What this task involves » Can you write out the whole listing exactly?

Data supplied »
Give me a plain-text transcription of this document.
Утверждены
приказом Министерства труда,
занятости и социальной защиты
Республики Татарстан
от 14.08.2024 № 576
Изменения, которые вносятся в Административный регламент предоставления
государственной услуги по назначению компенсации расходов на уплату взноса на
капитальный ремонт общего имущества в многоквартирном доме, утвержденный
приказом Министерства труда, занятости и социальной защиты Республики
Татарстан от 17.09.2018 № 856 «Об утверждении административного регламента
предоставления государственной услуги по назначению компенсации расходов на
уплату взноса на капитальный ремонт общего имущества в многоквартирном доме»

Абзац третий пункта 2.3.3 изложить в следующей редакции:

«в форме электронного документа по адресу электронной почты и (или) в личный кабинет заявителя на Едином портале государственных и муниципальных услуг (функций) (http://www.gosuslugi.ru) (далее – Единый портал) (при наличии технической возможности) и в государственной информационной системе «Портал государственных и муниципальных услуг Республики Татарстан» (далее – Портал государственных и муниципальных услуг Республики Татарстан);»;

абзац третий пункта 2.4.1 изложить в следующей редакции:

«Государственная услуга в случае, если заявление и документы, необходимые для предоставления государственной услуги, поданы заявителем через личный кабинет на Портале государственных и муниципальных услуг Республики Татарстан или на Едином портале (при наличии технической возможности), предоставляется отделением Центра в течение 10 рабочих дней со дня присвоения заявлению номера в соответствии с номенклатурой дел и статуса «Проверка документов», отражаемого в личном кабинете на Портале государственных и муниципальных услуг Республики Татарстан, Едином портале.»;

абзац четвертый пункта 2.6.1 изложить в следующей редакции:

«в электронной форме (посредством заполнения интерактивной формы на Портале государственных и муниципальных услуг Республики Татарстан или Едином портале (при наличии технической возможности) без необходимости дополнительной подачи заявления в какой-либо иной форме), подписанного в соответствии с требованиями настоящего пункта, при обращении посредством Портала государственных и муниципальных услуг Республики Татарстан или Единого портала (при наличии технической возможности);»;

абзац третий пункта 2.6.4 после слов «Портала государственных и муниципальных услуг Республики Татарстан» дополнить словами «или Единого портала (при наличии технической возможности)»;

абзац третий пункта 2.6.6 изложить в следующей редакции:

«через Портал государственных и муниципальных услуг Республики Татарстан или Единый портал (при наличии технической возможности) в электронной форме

Correct result »
Give me a plain-text transcription of this document.
Утверждены
приказом Министерства труда,
занятости и социальной защиты
Республики Татарстан
от 14.08.2024 № 576
Изменения, которые вносятся в Административный регламент предоставления
государственной услуги по назначению компенсации расходов на уплату взноса на
капитальный ремонт общего имущества в многоквартирном доме, утвержденный
приказом Министерства труда, занятости и социальной защиты Республики
Татарстан от 17.09.2018 № 856 «Об утверждении административного регламента
предоставления государственной услуги по назначению компенсации расходов на
уплату взноса на капитальный ремонт общего имущества в многоквартирном доме»

Абзац третий пункта 2.3.3 изложить в следующей редакции:

«в форме электронного документа по адресу электронной почты и (или) в личный кабинет заявителя на Едином портале государственных и муниципальных услуг (функций) (http://www.gosuslugi.ru) (далее – Единый портал) (при наличии технической возможности) и в государственной информационной системе «Портал государственных и муниципальных услуг Республики Татарстан» (далее – Портал государственных и муниципальных услуг Республики Татарстан);»;

абзац третий пункта 2.4.1 изложить в следующей редакции:

«Государственная услуга в случае, если заявление и документы, необходимые для предоставления государственной услуги, поданы заявителем через личный кабинет на Портале государственных и муниципальных услуг Республики Татарстан или на Едином портале (при наличии технической возможности), предоставляется отделением Центра в течение 10 рабочих дней со дня присвоения заявлению номера в соответствии с номенклатурой дел и статуса «Проверка документов», отражаемого в личном кабинете на Портале государственных и муниципальных услуг Республики Татарстан, Едином портале.»;

абзац четвертый пункта 2.6.1 изложить в следующей редакции:

«в электронной форме (посредством заполнения интерактивной формы на Портале государственных и муниципальных услуг Республики Татарстан или Едином портале (при наличии технической возможности) без необходимости дополнительной подачи заявления в какой-либо иной форме), подписанного в соответствии с требованиями настоящего пункта, при обращении посредством Портала государственных и муниципальных услуг Республики Татарстан или Единого портала (при наличии технической возможности);»;

абзац третий пункта 2.6.4 после слов «Портала государственных и муниципальных услуг Республики Татарстан» дополнить словами «или Единого портала (при наличии технической возможности)»;

абзац третий пункта 2.6.6 изложить в следующей редакции:

«через Портал государственных и муниципальных услуг Республики Татарстан или Единый портал (при наличии технической возможности) в электронной форме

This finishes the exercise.